• PROBLEM TO SOLVE
Write every line out verbatim and omit the pictures.

◇ ◇ ◇

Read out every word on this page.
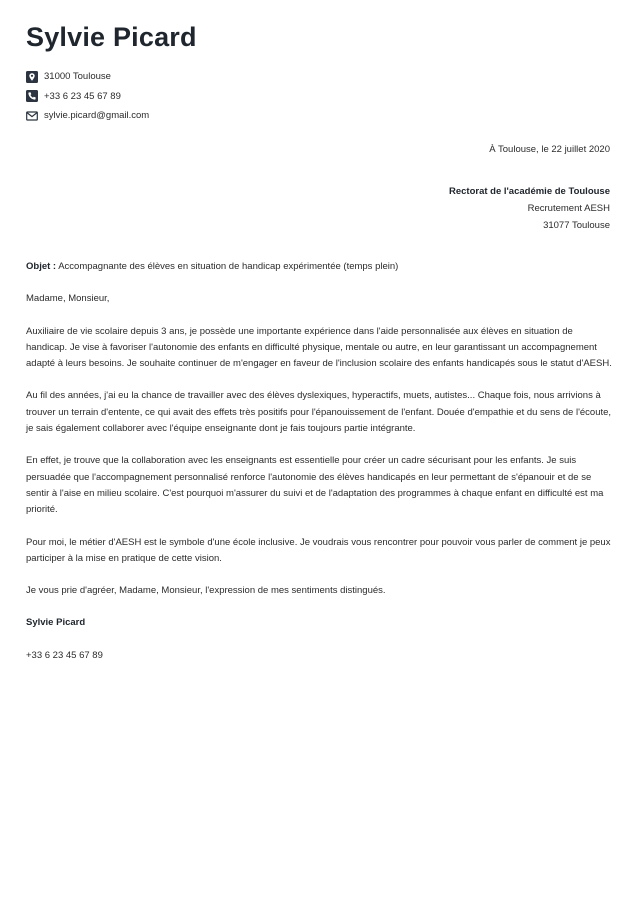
Sylvie Picard
31000 Toulouse
+33 6 23 45 67 89
sylvie.picard@gmail.com
À Toulouse, le 22 juillet 2020
Rectorat de l'académie de Toulouse
Recrutement AESH
31077 Toulouse

Objet : Accompagnante des élèves en situation de handicap expérimentée (temps plein)

Madame, Monsieur,

Auxiliaire de vie scolaire depuis 3 ans, je possède une importante expérience dans l'aide personnalisée aux élèves en situation de handicap. Je vise à favoriser l'autonomie des enfants en difficulté physique, mentale ou autre, en leur garantissant un accompagnement adapté à leurs besoins. Je souhaite continuer de m'engager en faveur de l'inclusion scolaire des enfants handicapés sous le statut d'AESH.

Au fil des années, j'ai eu la chance de travailler avec des élèves dyslexiques, hyperactifs, muets, autistes... Chaque fois, nous arrivions à trouver un terrain d'entente, ce qui avait des effets très positifs pour l'épanouissement de l'enfant. Douée d'empathie et du sens de l'écoute, je sais également collaborer avec l'équipe enseignante dont je fais toujours partie intégrante.

En effet, je trouve que la collaboration avec les enseignants est essentielle pour créer un cadre sécurisant pour les enfants. Je suis persuadée que l'accompagnement personnalisé renforce l'autonomie des élèves handicapés en leur permettant de s'épanouir et de se sentir à l'aise en milieu scolaire. C'est pourquoi m'assurer du suivi et de l'adaptation des programmes à chaque enfant en difficulté est ma priorité.

Pour moi, le métier d'AESH est le symbole d'une école inclusive. Je voudrais vous rencontrer pour pouvoir vous parler de comment je peux participer à la mise en pratique de cette vision.

Je vous prie d'agréer, Madame, Monsieur, l'expression de mes sentiments distingués.

Sylvie Picard

+33 6 23 45 67 89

◇ ◇ ◇

• EXERCISE SOLUTION
Read out every word on this page.
Sylvie Picard
31000 Toulouse
+33 6 23 45 67 89
sylvie.picard@gmail.com
À Toulouse, le 22 juillet 2020
Rectorat de l'académie de Toulouse
Recrutement AESH
31077 Toulouse

Objet : Accompagnante des élèves en situation de handicap expérimentée (temps plein)

Madame, Monsieur,

Auxiliaire de vie scolaire depuis 3 ans, je possède une importante expérience dans l'aide personnalisée aux élèves en situation de handicap. Je vise à favoriser l'autonomie des enfants en difficulté physique, mentale ou autre, en leur garantissant un accompagnement adapté à leurs besoins. Je souhaite continuer de m'engager en faveur de l'inclusion scolaire des enfants handicapés sous le statut d'AESH.

Au fil des années, j'ai eu la chance de travailler avec des élèves dyslexiques, hyperactifs, muets, autistes... Chaque fois, nous arrivions à trouver un terrain d'entente, ce qui avait des effets très positifs pour l'épanouissement de l'enfant. Douée d'empathie et du sens de l'écoute, je sais également collaborer avec l'équipe enseignante dont je fais toujours partie intégrante.

En effet, je trouve que la collaboration avec les enseignants est essentielle pour créer un cadre sécurisant pour les enfants. Je suis persuadée que l'accompagnement personnalisé renforce l'autonomie des élèves handicapés en leur permettant de s'épanouir et de se sentir à l'aise en milieu scolaire. C'est pourquoi m'assurer du suivi et de l'adaptation des programmes à chaque enfant en difficulté est ma priorité.

Pour moi, le métier d'AESH est le symbole d'une école inclusive. Je voudrais vous rencontrer pour pouvoir vous parler de comment je peux participer à la mise en pratique de cette vision.

Je vous prie d'agréer, Madame, Monsieur, l'expression de mes sentiments distingués.

Sylvie Picard

+33 6 23 45 67 89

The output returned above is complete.